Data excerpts

┄┄┄┄┄┄┄┄┄┄┄┄┄┄┄┄┄┄┄┄

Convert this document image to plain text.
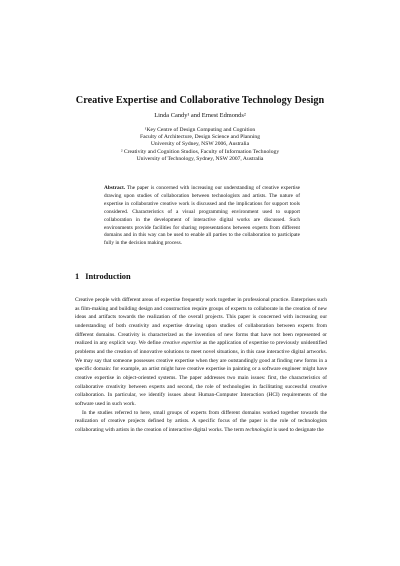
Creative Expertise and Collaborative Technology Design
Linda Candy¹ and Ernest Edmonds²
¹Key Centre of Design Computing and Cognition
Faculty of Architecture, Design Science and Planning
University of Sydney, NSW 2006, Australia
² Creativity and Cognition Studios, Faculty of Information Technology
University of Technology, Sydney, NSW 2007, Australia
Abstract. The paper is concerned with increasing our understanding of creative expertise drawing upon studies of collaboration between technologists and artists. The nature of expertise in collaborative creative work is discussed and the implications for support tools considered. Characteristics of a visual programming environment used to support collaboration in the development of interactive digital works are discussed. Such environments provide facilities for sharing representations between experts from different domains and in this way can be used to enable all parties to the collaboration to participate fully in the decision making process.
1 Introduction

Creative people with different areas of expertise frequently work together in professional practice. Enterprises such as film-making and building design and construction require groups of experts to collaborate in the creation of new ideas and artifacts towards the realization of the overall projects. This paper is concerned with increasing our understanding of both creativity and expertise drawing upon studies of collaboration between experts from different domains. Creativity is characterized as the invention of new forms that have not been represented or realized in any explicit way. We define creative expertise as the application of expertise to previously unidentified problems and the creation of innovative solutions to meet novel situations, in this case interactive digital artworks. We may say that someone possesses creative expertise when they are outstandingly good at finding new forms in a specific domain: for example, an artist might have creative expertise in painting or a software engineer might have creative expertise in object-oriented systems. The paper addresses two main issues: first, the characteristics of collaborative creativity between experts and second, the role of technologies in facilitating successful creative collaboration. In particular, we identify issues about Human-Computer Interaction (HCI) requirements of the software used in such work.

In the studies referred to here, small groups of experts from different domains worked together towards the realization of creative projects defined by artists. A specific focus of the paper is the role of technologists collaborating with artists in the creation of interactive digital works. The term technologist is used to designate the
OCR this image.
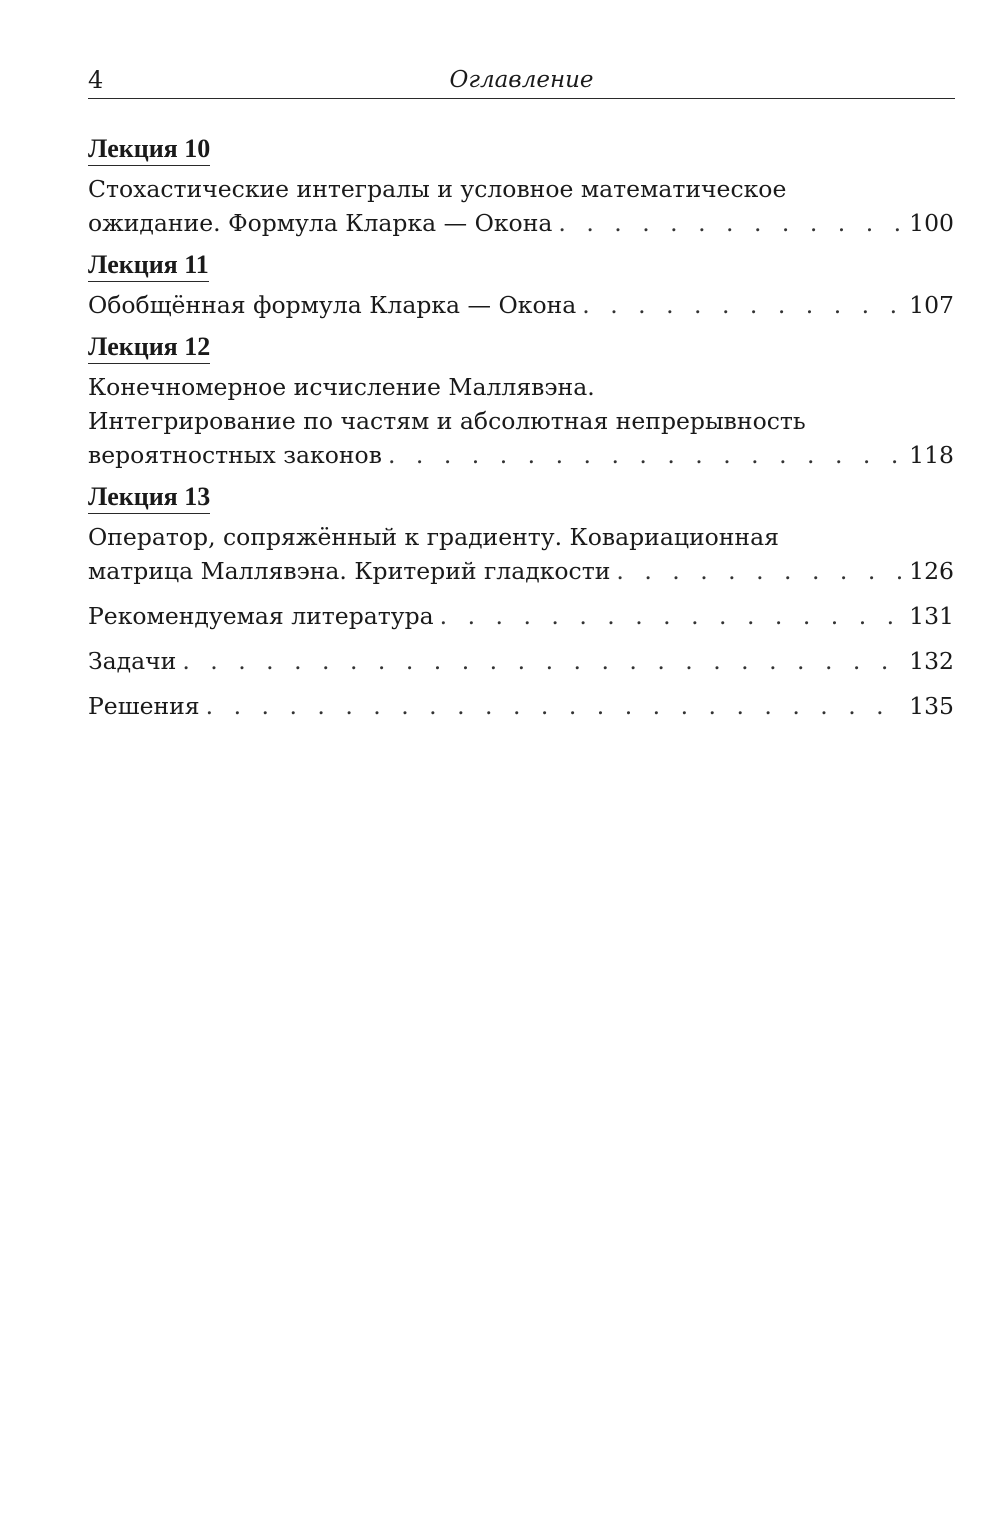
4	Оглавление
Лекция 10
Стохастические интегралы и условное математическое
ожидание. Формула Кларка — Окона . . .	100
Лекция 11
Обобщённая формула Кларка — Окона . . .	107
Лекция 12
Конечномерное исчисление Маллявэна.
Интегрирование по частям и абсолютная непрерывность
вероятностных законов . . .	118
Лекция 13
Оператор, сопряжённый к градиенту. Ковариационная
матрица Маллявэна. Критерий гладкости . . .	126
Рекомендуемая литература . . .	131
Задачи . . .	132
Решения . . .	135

┄┄┄┄┄┄┄┄┄┄┄┄┄┄┄┄┄┄┄┄

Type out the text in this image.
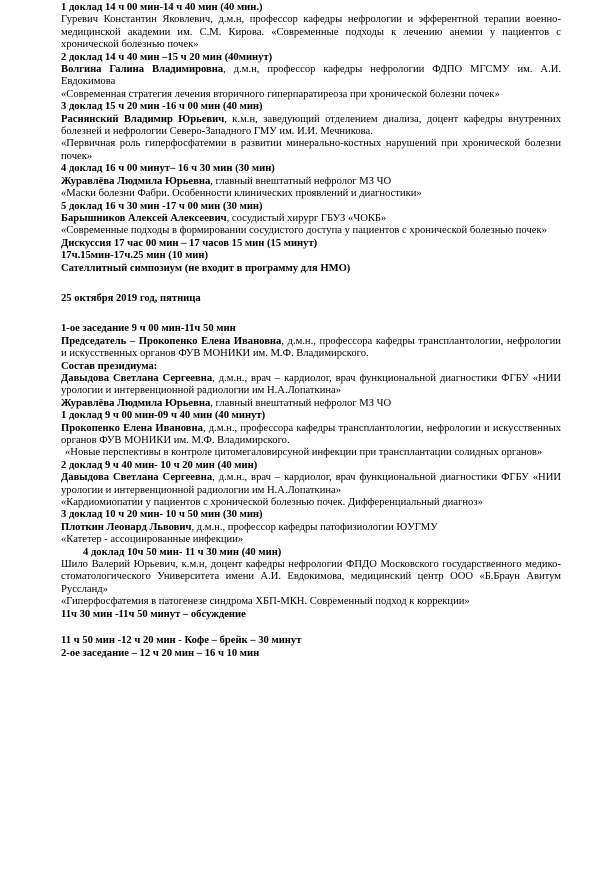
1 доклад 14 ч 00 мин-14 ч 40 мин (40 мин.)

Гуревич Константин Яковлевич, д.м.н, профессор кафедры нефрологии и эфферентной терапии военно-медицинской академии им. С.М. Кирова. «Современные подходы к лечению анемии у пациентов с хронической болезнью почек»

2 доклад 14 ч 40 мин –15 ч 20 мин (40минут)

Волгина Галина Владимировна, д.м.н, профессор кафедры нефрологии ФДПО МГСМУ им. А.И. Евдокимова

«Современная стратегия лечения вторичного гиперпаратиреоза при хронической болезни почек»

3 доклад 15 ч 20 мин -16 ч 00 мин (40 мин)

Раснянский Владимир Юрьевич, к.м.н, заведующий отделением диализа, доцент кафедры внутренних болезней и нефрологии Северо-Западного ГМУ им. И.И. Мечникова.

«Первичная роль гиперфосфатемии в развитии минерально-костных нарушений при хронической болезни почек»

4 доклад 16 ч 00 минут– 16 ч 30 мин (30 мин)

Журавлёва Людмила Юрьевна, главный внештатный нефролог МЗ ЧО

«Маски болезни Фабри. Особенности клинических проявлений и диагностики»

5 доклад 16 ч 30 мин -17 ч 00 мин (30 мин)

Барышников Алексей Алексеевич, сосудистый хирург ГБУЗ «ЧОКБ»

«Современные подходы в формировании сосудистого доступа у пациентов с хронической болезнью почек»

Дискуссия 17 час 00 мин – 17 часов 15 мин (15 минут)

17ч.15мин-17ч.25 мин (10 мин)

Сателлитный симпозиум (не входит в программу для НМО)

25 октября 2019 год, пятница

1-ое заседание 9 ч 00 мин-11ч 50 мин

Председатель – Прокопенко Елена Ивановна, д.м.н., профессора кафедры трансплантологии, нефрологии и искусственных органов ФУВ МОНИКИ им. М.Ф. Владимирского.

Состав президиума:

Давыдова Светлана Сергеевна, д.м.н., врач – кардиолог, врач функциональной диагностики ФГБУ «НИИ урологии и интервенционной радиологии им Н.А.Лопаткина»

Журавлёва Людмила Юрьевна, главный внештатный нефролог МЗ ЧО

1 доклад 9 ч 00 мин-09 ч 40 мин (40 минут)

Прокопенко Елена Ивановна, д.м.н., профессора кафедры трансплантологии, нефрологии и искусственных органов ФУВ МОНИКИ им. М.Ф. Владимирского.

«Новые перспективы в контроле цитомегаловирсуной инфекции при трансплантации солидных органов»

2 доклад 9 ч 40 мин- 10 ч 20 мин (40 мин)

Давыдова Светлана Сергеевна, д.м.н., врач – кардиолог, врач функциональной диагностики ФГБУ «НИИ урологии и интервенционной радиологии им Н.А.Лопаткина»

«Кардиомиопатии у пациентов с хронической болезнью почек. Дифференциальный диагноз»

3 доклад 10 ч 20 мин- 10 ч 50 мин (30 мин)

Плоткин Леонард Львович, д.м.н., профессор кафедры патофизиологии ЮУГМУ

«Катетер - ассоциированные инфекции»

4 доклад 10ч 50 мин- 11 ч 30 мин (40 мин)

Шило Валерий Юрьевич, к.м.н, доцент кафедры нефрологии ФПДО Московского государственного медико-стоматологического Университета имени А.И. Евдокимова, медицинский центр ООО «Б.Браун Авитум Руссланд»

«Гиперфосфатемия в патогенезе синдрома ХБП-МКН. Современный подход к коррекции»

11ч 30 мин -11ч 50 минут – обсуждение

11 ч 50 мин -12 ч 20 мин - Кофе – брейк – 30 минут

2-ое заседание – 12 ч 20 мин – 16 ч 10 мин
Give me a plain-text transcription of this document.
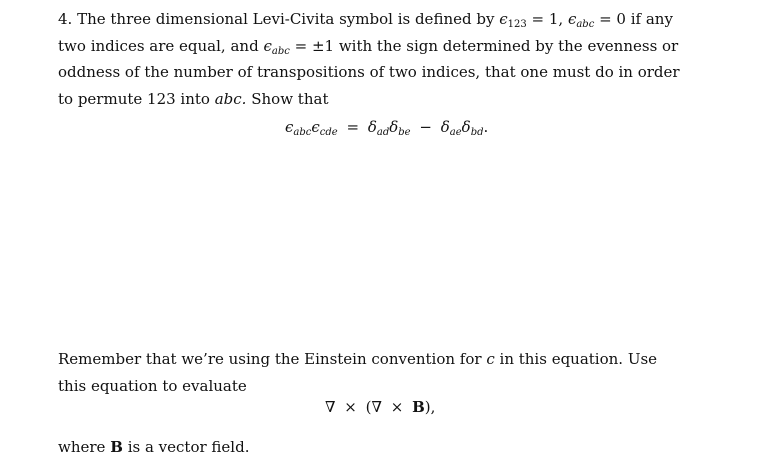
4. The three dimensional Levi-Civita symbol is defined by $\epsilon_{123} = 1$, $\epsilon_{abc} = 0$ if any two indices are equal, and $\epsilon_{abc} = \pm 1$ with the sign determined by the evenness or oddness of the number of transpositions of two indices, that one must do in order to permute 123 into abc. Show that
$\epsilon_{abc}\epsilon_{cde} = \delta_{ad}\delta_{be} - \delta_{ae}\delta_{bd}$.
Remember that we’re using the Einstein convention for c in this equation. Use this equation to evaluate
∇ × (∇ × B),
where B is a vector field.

┄┄┄┄┄┄┄┄┄┄┄┄┄┄┄┄┄┄┄┄

Task directions: Search the data above for the string "plain" and return every line that has it.

Output for this exercise:
Convert this document image to plain text.
Give me a plain-text transcription of this document.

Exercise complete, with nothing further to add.